■ **Exercise instructions**:
A - From the comment thread, return the stretch from "Christine Niles said..." through "laid to rest.", copied word for word.
B - In the comment thread, what is the title of Patrick Buchanan's recent commentary?

■ **Passage**:
<<<<

Now that said, I am not AT ALL saying this is happening to Michael Voris. He doesn't seem the type to put up with it, but IT DOES IN FACT HAPPEN to the faithful that are trying to stand up for the faith that are in the public eye. And it happens more than people realize.

Phil Dunton said...

Patrick Buchanan, in his most recent commentary, does a very good job of summing up this sad mess. It is entitled: "The Price of Papal Popularity". As opposed to Michael Voris, he doesn't make an apologies and I doubt he felt the need to go Confession after he wrote the article!

Christine Niles said...

Phil Dunton wrote: "Someone at a high level in the church getting to Voris is not an absurd conspiracy theory."

Yes it is, as applied to Michael.

I work here at ChurchMilitant.TV. We've been seeing rumors floating around like yours for some time--that someone higher up controlling the purse strings has "gotten" to him and he is cowing under this mysterious person's pressure. Some people are saying it's the "resident menace," others are saying it's Opus Dei, etc., etc.


I know for a fact this is FALSE. Michael acts of his own free will. There is no one exercising "control."

These ridiculous rumors need to be laid to rest.

Mary Ann Kreitzer said...

I certainly don't doubt Michael's sincerity and I appreciate his work; I just disagree with some of his conclusions. If one is forbidden to make a critical remark about a pope, why may one criticize a cardinal? He may one day be pope. And why can one criticize an Archbishop or a bishop or a priest? They are all the Lord's anointed. The Pieta Prayer Book says you can never criticize a priest, but my friend Jim Fritz at The Defender has a great article refuting it. Scroll down to the second article at this url:

Buzz Beez said...

>>>>

■ **Records supplied**:
<<<<

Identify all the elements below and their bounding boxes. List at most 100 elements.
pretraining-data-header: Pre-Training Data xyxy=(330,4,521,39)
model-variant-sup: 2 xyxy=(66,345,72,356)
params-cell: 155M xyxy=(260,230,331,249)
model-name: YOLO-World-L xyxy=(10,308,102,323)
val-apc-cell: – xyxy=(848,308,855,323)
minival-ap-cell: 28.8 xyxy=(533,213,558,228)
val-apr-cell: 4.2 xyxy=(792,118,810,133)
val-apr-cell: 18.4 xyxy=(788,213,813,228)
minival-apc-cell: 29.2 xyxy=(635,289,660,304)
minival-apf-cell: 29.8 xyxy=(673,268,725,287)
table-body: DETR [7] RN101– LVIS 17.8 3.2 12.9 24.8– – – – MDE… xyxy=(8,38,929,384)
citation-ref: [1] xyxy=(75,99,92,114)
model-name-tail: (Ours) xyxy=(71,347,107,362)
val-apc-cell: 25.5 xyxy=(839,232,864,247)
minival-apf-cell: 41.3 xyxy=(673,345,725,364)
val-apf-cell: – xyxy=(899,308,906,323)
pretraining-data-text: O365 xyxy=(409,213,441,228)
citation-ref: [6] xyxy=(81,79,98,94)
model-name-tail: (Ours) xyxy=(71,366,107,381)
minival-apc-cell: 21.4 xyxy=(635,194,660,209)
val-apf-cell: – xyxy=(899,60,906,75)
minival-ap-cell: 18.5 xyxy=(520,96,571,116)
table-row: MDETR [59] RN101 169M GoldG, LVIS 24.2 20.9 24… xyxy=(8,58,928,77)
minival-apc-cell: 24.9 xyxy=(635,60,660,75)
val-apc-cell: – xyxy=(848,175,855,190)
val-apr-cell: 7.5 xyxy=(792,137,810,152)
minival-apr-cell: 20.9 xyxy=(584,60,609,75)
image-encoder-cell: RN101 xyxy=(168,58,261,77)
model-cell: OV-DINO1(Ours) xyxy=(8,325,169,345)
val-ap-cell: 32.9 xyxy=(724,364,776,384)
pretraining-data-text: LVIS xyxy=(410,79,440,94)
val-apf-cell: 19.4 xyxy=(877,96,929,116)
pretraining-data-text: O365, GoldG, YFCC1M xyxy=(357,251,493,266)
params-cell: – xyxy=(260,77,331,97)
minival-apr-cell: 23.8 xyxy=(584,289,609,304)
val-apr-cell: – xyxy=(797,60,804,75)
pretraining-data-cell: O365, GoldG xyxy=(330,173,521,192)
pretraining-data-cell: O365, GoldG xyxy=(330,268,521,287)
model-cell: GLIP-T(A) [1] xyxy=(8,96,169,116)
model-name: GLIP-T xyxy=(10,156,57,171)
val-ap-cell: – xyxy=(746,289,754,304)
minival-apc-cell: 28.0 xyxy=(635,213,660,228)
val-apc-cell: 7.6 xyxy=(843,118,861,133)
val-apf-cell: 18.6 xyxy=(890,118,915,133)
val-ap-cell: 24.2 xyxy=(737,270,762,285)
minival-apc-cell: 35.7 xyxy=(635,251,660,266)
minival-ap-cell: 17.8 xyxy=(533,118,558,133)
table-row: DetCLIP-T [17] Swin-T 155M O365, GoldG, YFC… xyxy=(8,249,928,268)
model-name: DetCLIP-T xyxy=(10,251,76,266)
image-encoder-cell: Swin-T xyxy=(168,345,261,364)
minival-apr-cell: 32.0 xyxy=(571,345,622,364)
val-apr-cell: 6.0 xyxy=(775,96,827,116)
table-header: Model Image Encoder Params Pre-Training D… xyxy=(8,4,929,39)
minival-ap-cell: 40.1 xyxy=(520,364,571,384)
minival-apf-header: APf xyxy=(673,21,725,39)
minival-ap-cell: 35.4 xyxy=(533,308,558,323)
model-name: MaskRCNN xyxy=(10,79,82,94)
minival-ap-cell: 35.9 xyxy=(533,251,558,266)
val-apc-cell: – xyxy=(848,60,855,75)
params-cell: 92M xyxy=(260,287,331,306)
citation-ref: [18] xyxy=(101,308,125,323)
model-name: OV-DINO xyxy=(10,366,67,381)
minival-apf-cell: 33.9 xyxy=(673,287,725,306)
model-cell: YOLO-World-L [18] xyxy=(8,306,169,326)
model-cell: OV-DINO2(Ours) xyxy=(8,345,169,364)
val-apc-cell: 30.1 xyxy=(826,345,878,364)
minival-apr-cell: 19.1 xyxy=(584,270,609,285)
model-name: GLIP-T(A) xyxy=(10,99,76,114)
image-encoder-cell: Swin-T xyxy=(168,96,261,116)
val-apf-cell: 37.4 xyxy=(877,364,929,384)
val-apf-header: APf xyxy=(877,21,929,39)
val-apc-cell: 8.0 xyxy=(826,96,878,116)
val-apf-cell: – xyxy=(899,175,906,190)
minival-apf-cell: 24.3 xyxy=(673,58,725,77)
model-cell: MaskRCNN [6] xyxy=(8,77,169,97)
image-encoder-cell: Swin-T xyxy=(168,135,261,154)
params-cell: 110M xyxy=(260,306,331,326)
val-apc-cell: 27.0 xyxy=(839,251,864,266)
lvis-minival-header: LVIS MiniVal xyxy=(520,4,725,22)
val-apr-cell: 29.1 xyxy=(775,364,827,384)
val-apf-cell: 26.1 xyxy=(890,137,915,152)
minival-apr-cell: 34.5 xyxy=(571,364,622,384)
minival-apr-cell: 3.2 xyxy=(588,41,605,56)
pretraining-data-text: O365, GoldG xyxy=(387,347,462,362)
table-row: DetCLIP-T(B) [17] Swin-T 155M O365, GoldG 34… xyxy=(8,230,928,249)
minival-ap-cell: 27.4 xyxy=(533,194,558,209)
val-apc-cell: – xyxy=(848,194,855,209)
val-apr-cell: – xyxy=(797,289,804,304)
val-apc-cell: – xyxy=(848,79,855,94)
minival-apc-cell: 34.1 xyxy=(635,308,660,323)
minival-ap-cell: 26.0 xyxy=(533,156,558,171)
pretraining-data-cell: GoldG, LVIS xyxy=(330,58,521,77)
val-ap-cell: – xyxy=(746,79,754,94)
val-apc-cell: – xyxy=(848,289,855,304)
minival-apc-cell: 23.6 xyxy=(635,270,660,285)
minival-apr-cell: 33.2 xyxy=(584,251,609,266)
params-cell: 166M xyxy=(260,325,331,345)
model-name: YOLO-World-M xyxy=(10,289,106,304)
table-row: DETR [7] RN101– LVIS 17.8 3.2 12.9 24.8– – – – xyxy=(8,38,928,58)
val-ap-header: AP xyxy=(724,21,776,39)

>>>>

■ **Task solutions**:
A -
Christine Niles said...

Phil Dunton wrote: "Someone at a high level in the church getting to Voris is not an absurd conspiracy theory."

Yes it is, as applied to Michael.

I work here at ChurchMilitant.TV. We've been seeing rumors floating around like yours for some time--that someone higher up controlling the purse strings has "gotten" to him and he is cowing under this mysterious person's pressure. Some people are saying it's the "resident menace," others are saying it's Opus Dei, etc., etc.


I know for a fact this is FALSE. Michael acts of his own free will. There is no one exercising "control."

These ridiculous rumors need to be laid to rest.

B - "The Price of Papal Popularity"